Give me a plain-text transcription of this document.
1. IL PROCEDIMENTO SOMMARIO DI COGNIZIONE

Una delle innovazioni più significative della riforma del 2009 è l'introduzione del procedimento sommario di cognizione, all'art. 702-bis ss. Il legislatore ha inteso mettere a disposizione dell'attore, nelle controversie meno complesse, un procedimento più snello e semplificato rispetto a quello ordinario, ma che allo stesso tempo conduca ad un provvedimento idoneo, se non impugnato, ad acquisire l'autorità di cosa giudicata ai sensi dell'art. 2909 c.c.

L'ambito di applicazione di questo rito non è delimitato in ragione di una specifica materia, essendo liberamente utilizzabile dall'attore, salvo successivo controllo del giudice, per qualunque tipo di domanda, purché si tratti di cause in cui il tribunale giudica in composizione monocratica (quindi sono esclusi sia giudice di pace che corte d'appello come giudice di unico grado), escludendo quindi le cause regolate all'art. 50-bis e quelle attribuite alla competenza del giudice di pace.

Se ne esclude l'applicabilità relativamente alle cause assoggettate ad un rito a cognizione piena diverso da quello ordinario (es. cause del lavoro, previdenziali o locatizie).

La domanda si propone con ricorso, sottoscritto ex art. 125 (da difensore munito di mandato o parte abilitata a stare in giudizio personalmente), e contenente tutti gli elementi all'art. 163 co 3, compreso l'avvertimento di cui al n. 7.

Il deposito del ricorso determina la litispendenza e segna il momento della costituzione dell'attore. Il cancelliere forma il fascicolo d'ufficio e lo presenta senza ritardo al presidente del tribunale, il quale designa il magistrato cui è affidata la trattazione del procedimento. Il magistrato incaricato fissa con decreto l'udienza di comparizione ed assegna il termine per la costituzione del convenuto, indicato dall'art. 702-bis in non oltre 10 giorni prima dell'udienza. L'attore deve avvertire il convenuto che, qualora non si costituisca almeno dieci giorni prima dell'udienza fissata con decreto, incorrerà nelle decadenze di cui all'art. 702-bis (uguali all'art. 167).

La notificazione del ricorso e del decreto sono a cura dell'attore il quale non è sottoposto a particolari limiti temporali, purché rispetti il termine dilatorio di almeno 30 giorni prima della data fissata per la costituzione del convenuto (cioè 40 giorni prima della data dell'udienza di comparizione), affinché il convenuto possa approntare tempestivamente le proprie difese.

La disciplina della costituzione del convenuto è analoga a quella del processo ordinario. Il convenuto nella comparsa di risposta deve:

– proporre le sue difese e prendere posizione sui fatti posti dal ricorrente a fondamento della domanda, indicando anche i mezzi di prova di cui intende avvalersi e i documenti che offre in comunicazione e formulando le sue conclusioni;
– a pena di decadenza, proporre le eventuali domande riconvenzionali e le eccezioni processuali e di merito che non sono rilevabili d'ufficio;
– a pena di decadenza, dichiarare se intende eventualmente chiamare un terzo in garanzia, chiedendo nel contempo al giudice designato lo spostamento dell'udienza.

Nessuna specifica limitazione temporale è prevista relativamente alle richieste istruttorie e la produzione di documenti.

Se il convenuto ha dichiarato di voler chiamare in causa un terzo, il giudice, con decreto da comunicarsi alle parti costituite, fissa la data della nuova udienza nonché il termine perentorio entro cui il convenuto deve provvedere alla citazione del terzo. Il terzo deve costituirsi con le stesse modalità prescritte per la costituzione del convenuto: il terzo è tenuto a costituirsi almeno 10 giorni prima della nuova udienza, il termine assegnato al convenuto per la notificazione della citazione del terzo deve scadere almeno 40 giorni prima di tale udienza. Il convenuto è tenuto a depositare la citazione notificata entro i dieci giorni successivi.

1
═══
Your task: Exactly how many lines in the data above contain the word "intende"? Respond with the number and nothing more.

Task solution: 2